Figure record listings
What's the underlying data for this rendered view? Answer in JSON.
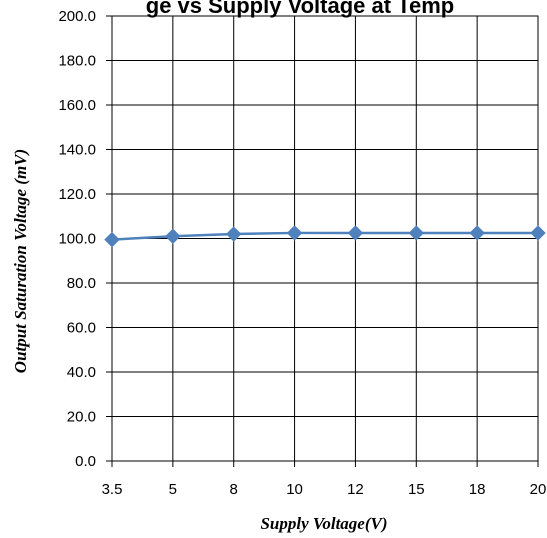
{
  "chart_data": {
    "type": "line",
    "title": "ge vs Supply Voltage at Temp",
    "xlabel": "Supply Voltage(V)",
    "ylabel": "Output Saturation Voltage (mV)",
    "categories": [
      "3.5",
      "5",
      "8",
      "10",
      "12",
      "15",
      "18",
      "20"
    ],
    "series": [
      {
        "values": [
          99.5,
          101.0,
          102.0,
          102.5,
          102.5,
          102.5,
          102.5,
          102.5
        ],
        "color": "#4f81bd"
      }
    ],
    "ylim": [
      0,
      200
    ],
    "yticks": [
      "0.0",
      "20.0",
      "40.0",
      "60.0",
      "80.0",
      "100.0",
      "120.0",
      "140.0",
      "160.0",
      "180.0",
      "200.0"
    ],
    "grid": true,
    "legend": "none"
  }
}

Task description: Quote every record above exactly, leaving out any pictures.

Answer in full:
What's the underlying data for this rendered view? Answer in JSON.
{
  "chart_data": {
    "type": "line",
    "title": "ge vs Supply Voltage at Temp",
    "xlabel": "Supply Voltage(V)",
    "ylabel": "Output Saturation Voltage (mV)",
    "categories": [
      "3.5",
      "5",
      "8",
      "10",
      "12",
      "15",
      "18",
      "20"
    ],
    "series": [
      {
        "values": [
          99.5,
          101.0,
          102.0,
          102.5,
          102.5,
          102.5,
          102.5,
          102.5
        ],
        "color": "#4f81bd"
      }
    ],
    "ylim": [
      0,
      200
    ],
    "yticks": [
      "0.0",
      "20.0",
      "40.0",
      "60.0",
      "80.0",
      "100.0",
      "120.0",
      "140.0",
      "160.0",
      "180.0",
      "200.0"
    ],
    "grid": true,
    "legend": "none"
  }
}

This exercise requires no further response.